#### The records ####
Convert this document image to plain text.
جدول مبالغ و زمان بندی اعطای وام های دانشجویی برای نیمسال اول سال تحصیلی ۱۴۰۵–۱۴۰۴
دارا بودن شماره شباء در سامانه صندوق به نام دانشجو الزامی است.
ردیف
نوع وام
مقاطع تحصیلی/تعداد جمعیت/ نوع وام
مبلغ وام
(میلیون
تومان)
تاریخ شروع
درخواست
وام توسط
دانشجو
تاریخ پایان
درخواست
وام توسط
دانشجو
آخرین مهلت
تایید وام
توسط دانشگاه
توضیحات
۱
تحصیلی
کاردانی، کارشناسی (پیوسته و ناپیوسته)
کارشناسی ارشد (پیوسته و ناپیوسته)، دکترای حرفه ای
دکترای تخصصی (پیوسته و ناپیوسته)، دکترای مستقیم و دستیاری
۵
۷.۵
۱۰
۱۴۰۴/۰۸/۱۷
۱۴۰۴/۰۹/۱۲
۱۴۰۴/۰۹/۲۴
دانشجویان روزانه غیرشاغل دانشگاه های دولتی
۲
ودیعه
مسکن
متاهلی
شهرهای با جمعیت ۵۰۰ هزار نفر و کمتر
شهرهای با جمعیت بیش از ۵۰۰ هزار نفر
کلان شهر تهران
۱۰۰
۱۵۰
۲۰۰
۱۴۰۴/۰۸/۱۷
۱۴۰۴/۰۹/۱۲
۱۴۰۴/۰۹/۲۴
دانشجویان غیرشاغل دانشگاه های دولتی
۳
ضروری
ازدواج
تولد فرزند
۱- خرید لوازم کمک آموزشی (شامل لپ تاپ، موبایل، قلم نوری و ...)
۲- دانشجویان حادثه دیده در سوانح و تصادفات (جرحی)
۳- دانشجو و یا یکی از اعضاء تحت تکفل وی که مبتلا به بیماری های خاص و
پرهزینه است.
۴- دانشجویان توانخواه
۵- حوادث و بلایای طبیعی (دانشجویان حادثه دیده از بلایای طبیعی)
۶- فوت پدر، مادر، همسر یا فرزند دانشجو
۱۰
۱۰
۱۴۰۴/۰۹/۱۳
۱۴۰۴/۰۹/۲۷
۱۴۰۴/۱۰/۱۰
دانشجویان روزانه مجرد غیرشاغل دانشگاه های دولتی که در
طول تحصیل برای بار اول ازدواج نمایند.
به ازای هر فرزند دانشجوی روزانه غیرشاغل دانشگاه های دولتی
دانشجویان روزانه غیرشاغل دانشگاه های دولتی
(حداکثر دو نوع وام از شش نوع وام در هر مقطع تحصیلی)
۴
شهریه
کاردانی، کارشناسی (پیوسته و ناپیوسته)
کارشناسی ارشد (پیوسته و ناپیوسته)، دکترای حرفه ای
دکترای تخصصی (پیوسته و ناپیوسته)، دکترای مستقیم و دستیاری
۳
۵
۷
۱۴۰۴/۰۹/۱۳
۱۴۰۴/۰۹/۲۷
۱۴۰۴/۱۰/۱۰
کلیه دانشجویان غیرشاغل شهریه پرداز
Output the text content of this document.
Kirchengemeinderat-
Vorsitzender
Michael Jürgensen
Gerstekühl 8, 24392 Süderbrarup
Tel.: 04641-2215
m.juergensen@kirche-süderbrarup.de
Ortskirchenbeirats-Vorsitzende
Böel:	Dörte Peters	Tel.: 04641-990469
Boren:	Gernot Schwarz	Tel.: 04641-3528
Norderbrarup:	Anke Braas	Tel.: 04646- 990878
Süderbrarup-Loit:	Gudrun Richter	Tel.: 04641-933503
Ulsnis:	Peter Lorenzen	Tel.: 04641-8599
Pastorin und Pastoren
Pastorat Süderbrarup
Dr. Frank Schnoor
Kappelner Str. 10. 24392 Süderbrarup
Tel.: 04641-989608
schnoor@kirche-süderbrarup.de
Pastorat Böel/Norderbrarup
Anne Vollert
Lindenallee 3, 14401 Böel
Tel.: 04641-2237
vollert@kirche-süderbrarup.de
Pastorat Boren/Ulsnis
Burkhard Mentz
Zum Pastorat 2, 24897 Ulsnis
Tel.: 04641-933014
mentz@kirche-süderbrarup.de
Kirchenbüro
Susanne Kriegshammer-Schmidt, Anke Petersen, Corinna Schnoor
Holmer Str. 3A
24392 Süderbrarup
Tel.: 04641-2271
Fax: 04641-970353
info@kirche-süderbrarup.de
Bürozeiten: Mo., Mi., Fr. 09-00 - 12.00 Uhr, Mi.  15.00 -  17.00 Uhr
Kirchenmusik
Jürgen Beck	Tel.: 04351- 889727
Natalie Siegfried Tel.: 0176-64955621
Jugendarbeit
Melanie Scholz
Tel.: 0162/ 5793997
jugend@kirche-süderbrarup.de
####
Goal:
Every line above that contains the word "this" should be reported.

Result below:
Convert this document image to plain text.
Output the text content of this document.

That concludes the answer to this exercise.